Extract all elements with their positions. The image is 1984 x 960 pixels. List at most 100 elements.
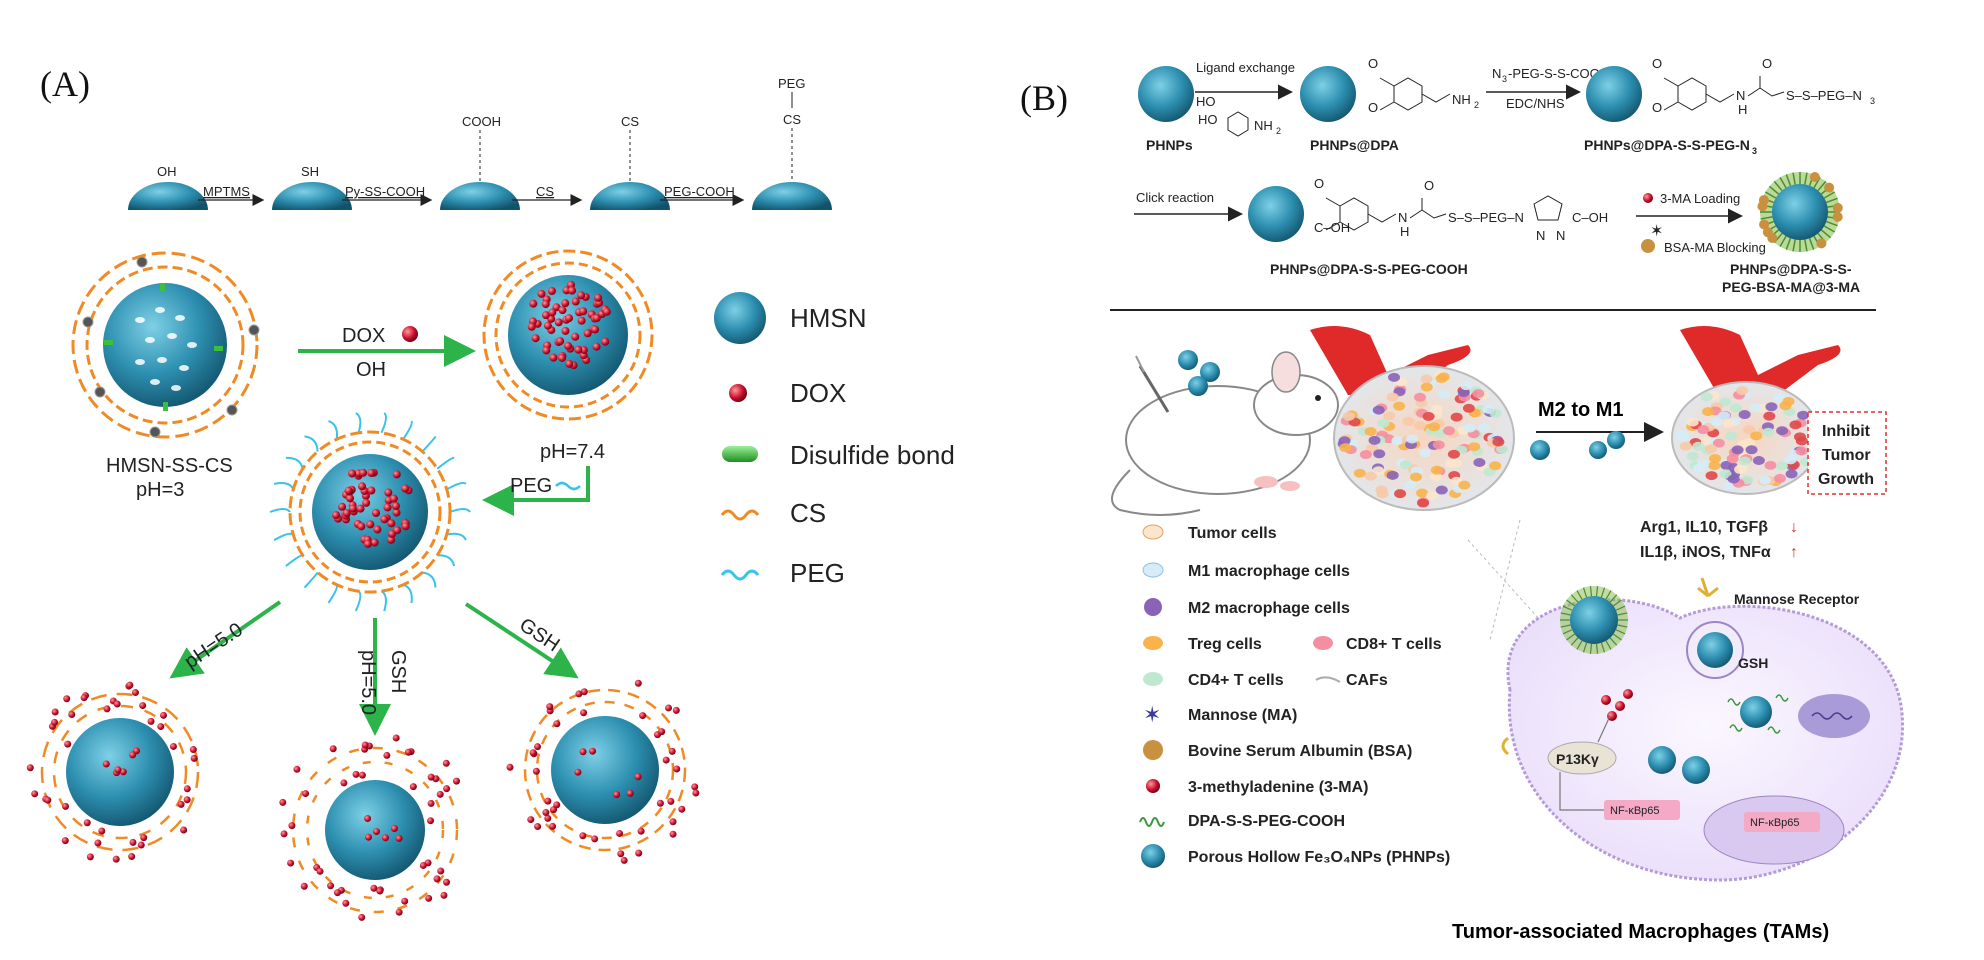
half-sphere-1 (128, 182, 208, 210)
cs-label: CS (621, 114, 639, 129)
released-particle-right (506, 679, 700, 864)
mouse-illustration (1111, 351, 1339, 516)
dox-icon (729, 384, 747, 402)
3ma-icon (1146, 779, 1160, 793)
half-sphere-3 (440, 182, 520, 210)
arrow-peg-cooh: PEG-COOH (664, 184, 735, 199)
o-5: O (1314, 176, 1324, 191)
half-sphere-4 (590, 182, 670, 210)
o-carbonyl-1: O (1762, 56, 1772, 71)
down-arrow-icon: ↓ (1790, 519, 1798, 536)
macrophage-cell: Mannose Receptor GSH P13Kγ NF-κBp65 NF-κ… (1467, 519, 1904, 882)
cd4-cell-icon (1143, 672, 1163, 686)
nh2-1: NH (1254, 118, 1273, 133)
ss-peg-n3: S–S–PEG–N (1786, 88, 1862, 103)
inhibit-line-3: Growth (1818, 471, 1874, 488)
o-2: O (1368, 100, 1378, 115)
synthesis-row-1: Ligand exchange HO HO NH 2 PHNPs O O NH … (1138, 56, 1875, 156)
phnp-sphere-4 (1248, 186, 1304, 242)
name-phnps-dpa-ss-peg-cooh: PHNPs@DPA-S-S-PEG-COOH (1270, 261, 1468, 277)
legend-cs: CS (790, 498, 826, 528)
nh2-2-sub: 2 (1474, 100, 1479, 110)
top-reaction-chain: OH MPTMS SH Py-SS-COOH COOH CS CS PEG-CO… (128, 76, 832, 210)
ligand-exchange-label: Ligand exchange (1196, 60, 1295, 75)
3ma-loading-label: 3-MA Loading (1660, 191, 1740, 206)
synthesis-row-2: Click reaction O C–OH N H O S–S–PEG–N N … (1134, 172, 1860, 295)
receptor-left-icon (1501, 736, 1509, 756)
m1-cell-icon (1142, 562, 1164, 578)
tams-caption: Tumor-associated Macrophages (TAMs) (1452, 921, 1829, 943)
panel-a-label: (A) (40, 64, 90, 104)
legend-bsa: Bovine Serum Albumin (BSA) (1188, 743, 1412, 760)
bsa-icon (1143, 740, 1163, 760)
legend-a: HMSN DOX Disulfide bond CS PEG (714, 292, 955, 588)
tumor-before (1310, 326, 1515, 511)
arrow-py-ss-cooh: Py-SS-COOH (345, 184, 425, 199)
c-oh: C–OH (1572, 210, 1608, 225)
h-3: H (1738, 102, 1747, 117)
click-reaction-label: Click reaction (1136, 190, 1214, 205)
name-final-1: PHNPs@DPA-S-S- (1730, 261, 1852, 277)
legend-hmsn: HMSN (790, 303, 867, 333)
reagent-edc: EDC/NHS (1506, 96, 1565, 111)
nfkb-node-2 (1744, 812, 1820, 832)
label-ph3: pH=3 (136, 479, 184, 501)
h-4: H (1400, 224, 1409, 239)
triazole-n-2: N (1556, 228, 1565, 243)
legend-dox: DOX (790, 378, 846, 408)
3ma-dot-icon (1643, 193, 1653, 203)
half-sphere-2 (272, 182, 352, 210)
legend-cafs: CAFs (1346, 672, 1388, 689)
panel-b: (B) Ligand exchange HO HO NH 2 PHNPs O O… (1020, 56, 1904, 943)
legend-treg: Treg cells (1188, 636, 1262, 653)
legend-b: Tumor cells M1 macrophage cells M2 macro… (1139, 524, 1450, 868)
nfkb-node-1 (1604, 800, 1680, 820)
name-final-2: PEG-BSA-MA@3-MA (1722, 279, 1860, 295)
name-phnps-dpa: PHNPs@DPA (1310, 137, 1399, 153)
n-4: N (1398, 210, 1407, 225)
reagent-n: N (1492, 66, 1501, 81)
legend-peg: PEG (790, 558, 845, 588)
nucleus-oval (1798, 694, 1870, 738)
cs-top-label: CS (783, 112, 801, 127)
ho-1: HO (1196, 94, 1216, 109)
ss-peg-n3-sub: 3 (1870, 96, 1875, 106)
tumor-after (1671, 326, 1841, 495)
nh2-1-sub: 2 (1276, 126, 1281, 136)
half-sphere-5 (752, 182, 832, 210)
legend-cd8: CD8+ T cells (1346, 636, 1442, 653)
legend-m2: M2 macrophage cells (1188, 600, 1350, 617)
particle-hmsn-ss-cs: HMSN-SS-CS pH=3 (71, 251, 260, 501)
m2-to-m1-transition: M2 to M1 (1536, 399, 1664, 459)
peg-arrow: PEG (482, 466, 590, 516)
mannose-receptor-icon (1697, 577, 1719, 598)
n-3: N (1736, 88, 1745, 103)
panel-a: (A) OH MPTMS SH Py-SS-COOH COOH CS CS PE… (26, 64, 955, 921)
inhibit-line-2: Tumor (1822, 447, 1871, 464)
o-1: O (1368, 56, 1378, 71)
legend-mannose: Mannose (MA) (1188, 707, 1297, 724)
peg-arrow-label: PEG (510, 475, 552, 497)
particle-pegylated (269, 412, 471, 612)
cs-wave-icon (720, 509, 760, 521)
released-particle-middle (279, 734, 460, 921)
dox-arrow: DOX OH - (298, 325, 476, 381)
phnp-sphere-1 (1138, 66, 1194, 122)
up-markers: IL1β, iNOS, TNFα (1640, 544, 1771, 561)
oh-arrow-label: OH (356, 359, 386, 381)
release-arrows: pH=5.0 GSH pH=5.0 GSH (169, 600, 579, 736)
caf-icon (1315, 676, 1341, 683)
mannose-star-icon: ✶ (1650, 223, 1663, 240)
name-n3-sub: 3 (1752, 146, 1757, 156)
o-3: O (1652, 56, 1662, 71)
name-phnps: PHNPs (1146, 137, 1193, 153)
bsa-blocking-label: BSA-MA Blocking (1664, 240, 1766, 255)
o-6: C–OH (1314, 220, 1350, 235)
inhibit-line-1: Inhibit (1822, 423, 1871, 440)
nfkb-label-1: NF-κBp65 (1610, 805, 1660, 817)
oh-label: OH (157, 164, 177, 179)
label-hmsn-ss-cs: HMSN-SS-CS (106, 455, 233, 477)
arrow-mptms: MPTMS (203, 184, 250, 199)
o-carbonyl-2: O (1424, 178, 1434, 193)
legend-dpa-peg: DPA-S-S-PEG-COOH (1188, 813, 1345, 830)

> _HOW TO COMPLETE THIS TASK_
Since the pictures don't belong in the copy, copy only the rest of the entries above exactly.

> _RESPONSE TO THE EXERCISE_
Extract all elements with their positions. The image is 1984 x 960 pixels. List at most 100 elements.
half-sphere-1 (128, 182, 208, 210)
cs-label: CS (621, 114, 639, 129)
released-particle-right (506, 679, 700, 864)
mouse-illustration (1111, 351, 1339, 516)
dox-icon (729, 384, 747, 402)
3ma-icon (1146, 779, 1160, 793)
half-sphere-3 (440, 182, 520, 210)
arrow-peg-cooh: PEG-COOH (664, 184, 735, 199)
o-5: O (1314, 176, 1324, 191)
half-sphere-4 (590, 182, 670, 210)
o-carbonyl-1: O (1762, 56, 1772, 71)
down-arrow-icon: ↓ (1790, 519, 1798, 536)
macrophage-cell: Mannose Receptor GSH P13Kγ NF-κBp65 NF-κ… (1467, 519, 1904, 882)
cd4-cell-icon (1143, 672, 1163, 686)
nh2-1: NH (1254, 118, 1273, 133)
ss-peg-n3: S–S–PEG–N (1786, 88, 1862, 103)
inhibit-line-3: Growth (1818, 471, 1874, 488)
o-2: O (1368, 100, 1378, 115)
synthesis-row-1: Ligand exchange HO HO NH 2 PHNPs O O NH … (1138, 56, 1875, 156)
phnp-sphere-4 (1248, 186, 1304, 242)
name-phnps-dpa-ss-peg-cooh: PHNPs@DPA-S-S-PEG-COOH (1270, 261, 1468, 277)
legend-cs: CS (790, 498, 826, 528)
nh2-2-sub: 2 (1474, 100, 1479, 110)
top-reaction-chain: OH MPTMS SH Py-SS-COOH COOH CS CS PEG-CO… (128, 76, 832, 210)
ligand-exchange-label: Ligand exchange (1196, 60, 1295, 75)
3ma-loading-label: 3-MA Loading (1660, 191, 1740, 206)
synthesis-row-2: Click reaction O C–OH N H O S–S–PEG–N N … (1134, 172, 1860, 295)
receptor-left-icon (1501, 736, 1509, 756)
m1-cell-icon (1142, 562, 1164, 578)
tams-caption: Tumor-associated Macrophages (TAMs) (1452, 921, 1829, 943)
panel-a-label: (A) (40, 64, 90, 104)
legend-bsa: Bovine Serum Albumin (BSA) (1188, 743, 1412, 760)
bsa-icon (1143, 740, 1163, 760)
legend-a: HMSN DOX Disulfide bond CS PEG (714, 292, 955, 588)
tumor-before (1310, 326, 1515, 511)
arrow-py-ss-cooh: Py-SS-COOH (345, 184, 425, 199)
c-oh: C–OH (1572, 210, 1608, 225)
h-3: H (1738, 102, 1747, 117)
click-reaction-label: Click reaction (1136, 190, 1214, 205)
name-final-1: PHNPs@DPA-S-S- (1730, 261, 1852, 277)
legend-hmsn: HMSN (790, 303, 867, 333)
reagent-edc: EDC/NHS (1506, 96, 1565, 111)
nfkb-node-2 (1744, 812, 1820, 832)
label-ph3: pH=3 (136, 479, 184, 501)
h-4: H (1400, 224, 1409, 239)
triazole-n-2: N (1556, 228, 1565, 243)
legend-dox: DOX (790, 378, 846, 408)
3ma-dot-icon (1643, 193, 1653, 203)
half-sphere-2 (272, 182, 352, 210)
legend-cafs: CAFs (1346, 672, 1388, 689)
panel-b: (B) Ligand exchange HO HO NH 2 PHNPs O O… (1020, 56, 1904, 943)
legend-treg: Treg cells (1188, 636, 1262, 653)
legend-b: Tumor cells M1 macrophage cells M2 macro… (1139, 524, 1450, 868)
nfkb-node-1 (1604, 800, 1680, 820)
name-final-2: PEG-BSA-MA@3-MA (1722, 279, 1860, 295)
name-phnps-dpa: PHNPs@DPA (1310, 137, 1399, 153)
n-4: N (1398, 210, 1407, 225)
reagent-n: N (1492, 66, 1501, 81)
legend-peg: PEG (790, 558, 845, 588)
nucleus-oval (1798, 694, 1870, 738)
cs-top-label: CS (783, 112, 801, 127)
ho-1: HO (1196, 94, 1216, 109)
ss-peg-n3-sub: 3 (1870, 96, 1875, 106)
tumor-after (1671, 326, 1841, 495)
nh2-1-sub: 2 (1276, 126, 1281, 136)
half-sphere-5 (752, 182, 832, 210)
legend-cd8: CD8+ T cells (1346, 636, 1442, 653)
legend-m2: M2 macrophage cells (1188, 600, 1350, 617)
particle-hmsn-ss-cs: HMSN-SS-CS pH=3 (71, 251, 260, 501)
m2-to-m1-transition: M2 to M1 (1536, 399, 1664, 459)
peg-arrow: PEG (482, 466, 590, 516)
mannose-receptor-icon (1697, 577, 1719, 598)
n-3: N (1736, 88, 1745, 103)
panel-a: (A) OH MPTMS SH Py-SS-COOH COOH CS CS PE… (26, 64, 955, 921)
inhibit-line-2: Tumor (1822, 447, 1871, 464)
o-1: O (1368, 56, 1378, 71)
legend-mannose: Mannose (MA) (1188, 707, 1297, 724)
peg-arrow-label: PEG (510, 475, 552, 497)
particle-pegylated (269, 412, 471, 612)
cs-wave-icon (720, 509, 760, 521)
released-particle-middle (279, 734, 460, 921)
dox-arrow: DOX OH - (298, 325, 476, 381)
phnp-sphere-1 (1138, 66, 1194, 122)
up-markers: IL1β, iNOS, TNFα (1640, 544, 1771, 561)
oh-arrow-label: OH (356, 359, 386, 381)
release-arrows: pH=5.0 GSH pH=5.0 GSH (169, 600, 579, 736)
caf-icon (1315, 676, 1341, 683)
mannose-star-icon: ✶ (1650, 223, 1663, 240)
name-n3-sub: 3 (1752, 146, 1757, 156)
o-3: O (1652, 56, 1662, 71)
name-phnps: PHNPs (1146, 137, 1193, 153)
bsa-blocking-label: BSA-MA Blocking (1664, 240, 1766, 255)
o-6: C–OH (1314, 220, 1350, 235)
inhibit-line-1: Inhibit (1822, 423, 1871, 440)
nfkb-label-1: NF-κBp65 (1610, 805, 1660, 817)
oh-label: OH (157, 164, 177, 179)
label-hmsn-ss-cs: HMSN-SS-CS (106, 455, 233, 477)
arrow-mptms: MPTMS (203, 184, 250, 199)
o-carbonyl-2: O (1424, 178, 1434, 193)
legend-dpa-peg: DPA-S-S-PEG-COOH (1188, 813, 1345, 830)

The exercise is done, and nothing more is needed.